WHAT THE TASK ASKS → Copy all the data exactly, except the pictures.

[Stored entries]
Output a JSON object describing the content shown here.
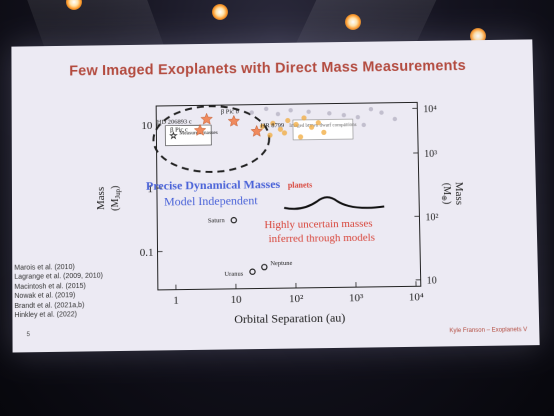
{
  "slide": {
    "title": "Few Imaged Exoplanets with Direct Mass Measurements",
    "page_number": "5",
    "credit": "Kyle Franson – Exoplanets V",
    "references": [
      "Marois et al. (2010)",
      "Lagrange et al. (2009, 2010)",
      "Macintosh et al. (2015)",
      "Nowak et al. (2019)",
      "Brandt et al. (2021a,b)",
      "Hinkley et al. (2022)"
    ]
  },
  "chart_data": {
    "type": "scatter",
    "xlabel": "Orbital Separation (au)",
    "ylabel": "Mass",
    "ylabel_unit": "(M",
    "ylabel_sub": "Jup",
    "right_ylabel": "Mass",
    "right_ylabel_unit": "(M",
    "right_ylabel_sub": "⊕",
    "x_scale": "log",
    "y_scale": "log",
    "xlim": [
      0.5,
      12000
    ],
    "ylim": [
      0.025,
      20
    ],
    "x_ticks": [
      "1",
      "10",
      "10²",
      "10³",
      "10⁴"
    ],
    "y_ticks": [
      "10",
      "1",
      "0.1"
    ],
    "right_y_ticks": [
      "10⁴",
      "10³",
      "10²",
      "10"
    ],
    "legend": {
      "entry": "Measured masses"
    },
    "labeled_points": [
      {
        "label": "HD 206893 c",
        "x": 3.5,
        "y": 12,
        "kind": "measured"
      },
      {
        "label": "β Pic b",
        "x": 10,
        "y": 11,
        "kind": "measured"
      },
      {
        "label": "β Pic c",
        "x": 2.7,
        "y": 8,
        "kind": "measured"
      },
      {
        "label": "HR 8799",
        "x": 24,
        "y": 7.5,
        "kind": "measured"
      },
      {
        "label": "Saturn",
        "x": 9.5,
        "y": 0.3,
        "kind": "solar-system"
      },
      {
        "label": "Uranus",
        "x": 19,
        "y": 0.046,
        "kind": "solar-system"
      },
      {
        "label": "Neptune",
        "x": 30,
        "y": 0.054,
        "kind": "solar-system"
      }
    ],
    "annotations": {
      "imaged_box": "Imaged brown dwarf companions",
      "planets_label": "planets",
      "blue_line_1": "Precise Dynamical Masses",
      "blue_line_2": "Model Independent",
      "red_line_1": "Highly uncertain masses",
      "red_line_2": "inferred through models"
    },
    "colors": {
      "measured": "#f08a5d",
      "uncertain": "#f2a93b",
      "brown_dwarf": "#b8b4c4",
      "blue_text": "#4a63d8",
      "red_text": "#d8453a"
    },
    "uncertain_points": [
      {
        "x": 30,
        "y": 9
      },
      {
        "x": 45,
        "y": 10
      },
      {
        "x": 60,
        "y": 8
      },
      {
        "x": 80,
        "y": 11
      },
      {
        "x": 110,
        "y": 9.5
      },
      {
        "x": 150,
        "y": 12
      },
      {
        "x": 200,
        "y": 8.5
      },
      {
        "x": 260,
        "y": 10
      },
      {
        "x": 320,
        "y": 7
      },
      {
        "x": 40,
        "y": 6.5
      },
      {
        "x": 70,
        "y": 7
      },
      {
        "x": 130,
        "y": 6
      }
    ],
    "brown_dwarf_points": [
      {
        "x": 20,
        "y": 15
      },
      {
        "x": 35,
        "y": 17
      },
      {
        "x": 55,
        "y": 14
      },
      {
        "x": 90,
        "y": 16
      },
      {
        "x": 180,
        "y": 15
      },
      {
        "x": 400,
        "y": 14
      },
      {
        "x": 700,
        "y": 13
      },
      {
        "x": 1200,
        "y": 12
      },
      {
        "x": 2000,
        "y": 16
      },
      {
        "x": 3000,
        "y": 14
      },
      {
        "x": 5000,
        "y": 11
      },
      {
        "x": 1500,
        "y": 9
      }
    ]
  }
}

EXERCISE RESULT →
Output a JSON object describing the content shown here.
{
  "slide": {
    "title": "Few Imaged Exoplanets with Direct Mass Measurements",
    "page_number": "5",
    "credit": "Kyle Franson – Exoplanets V",
    "references": [
      "Marois et al. (2010)",
      "Lagrange et al. (2009, 2010)",
      "Macintosh et al. (2015)",
      "Nowak et al. (2019)",
      "Brandt et al. (2021a,b)",
      "Hinkley et al. (2022)"
    ]
  },
  "chart_data": {
    "type": "scatter",
    "xlabel": "Orbital Separation (au)",
    "ylabel": "Mass",
    "ylabel_unit": "(M",
    "ylabel_sub": "Jup",
    "right_ylabel": "Mass",
    "right_ylabel_unit": "(M",
    "right_ylabel_sub": "⊕",
    "x_scale": "log",
    "y_scale": "log",
    "xlim": [
      0.5,
      12000
    ],
    "ylim": [
      0.025,
      20
    ],
    "x_ticks": [
      "1",
      "10",
      "10²",
      "10³",
      "10⁴"
    ],
    "y_ticks": [
      "10",
      "1",
      "0.1"
    ],
    "right_y_ticks": [
      "10⁴",
      "10³",
      "10²",
      "10"
    ],
    "legend": {
      "entry": "Measured masses"
    },
    "labeled_points": [
      {
        "label": "HD 206893 c",
        "x": 3.5,
        "y": 12,
        "kind": "measured"
      },
      {
        "label": "β Pic b",
        "x": 10,
        "y": 11,
        "kind": "measured"
      },
      {
        "label": "β Pic c",
        "x": 2.7,
        "y": 8,
        "kind": "measured"
      },
      {
        "label": "HR 8799",
        "x": 24,
        "y": 7.5,
        "kind": "measured"
      },
      {
        "label": "Saturn",
        "x": 9.5,
        "y": 0.3,
        "kind": "solar-system"
      },
      {
        "label": "Uranus",
        "x": 19,
        "y": 0.046,
        "kind": "solar-system"
      },
      {
        "label": "Neptune",
        "x": 30,
        "y": 0.054,
        "kind": "solar-system"
      }
    ],
    "annotations": {
      "imaged_box": "Imaged brown dwarf companions",
      "planets_label": "planets",
      "blue_line_1": "Precise Dynamical Masses",
      "blue_line_2": "Model Independent",
      "red_line_1": "Highly uncertain masses",
      "red_line_2": "inferred through models"
    },
    "colors": {
      "measured": "#f08a5d",
      "uncertain": "#f2a93b",
      "brown_dwarf": "#b8b4c4",
      "blue_text": "#4a63d8",
      "red_text": "#d8453a"
    },
    "uncertain_points": [
      {
        "x": 30,
        "y": 9
      },
      {
        "x": 45,
        "y": 10
      },
      {
        "x": 60,
        "y": 8
      },
      {
        "x": 80,
        "y": 11
      },
      {
        "x": 110,
        "y": 9.5
      },
      {
        "x": 150,
        "y": 12
      },
      {
        "x": 200,
        "y": 8.5
      },
      {
        "x": 260,
        "y": 10
      },
      {
        "x": 320,
        "y": 7
      },
      {
        "x": 40,
        "y": 6.5
      },
      {
        "x": 70,
        "y": 7
      },
      {
        "x": 130,
        "y": 6
      }
    ],
    "brown_dwarf_points": [
      {
        "x": 20,
        "y": 15
      },
      {
        "x": 35,
        "y": 17
      },
      {
        "x": 55,
        "y": 14
      },
      {
        "x": 90,
        "y": 16
      },
      {
        "x": 180,
        "y": 15
      },
      {
        "x": 400,
        "y": 14
      },
      {
        "x": 700,
        "y": 13
      },
      {
        "x": 1200,
        "y": 12
      },
      {
        "x": 2000,
        "y": 16
      },
      {
        "x": 3000,
        "y": 14
      },
      {
        "x": 5000,
        "y": 11
      },
      {
        "x": 1500,
        "y": 9
      }
    ]
  }
}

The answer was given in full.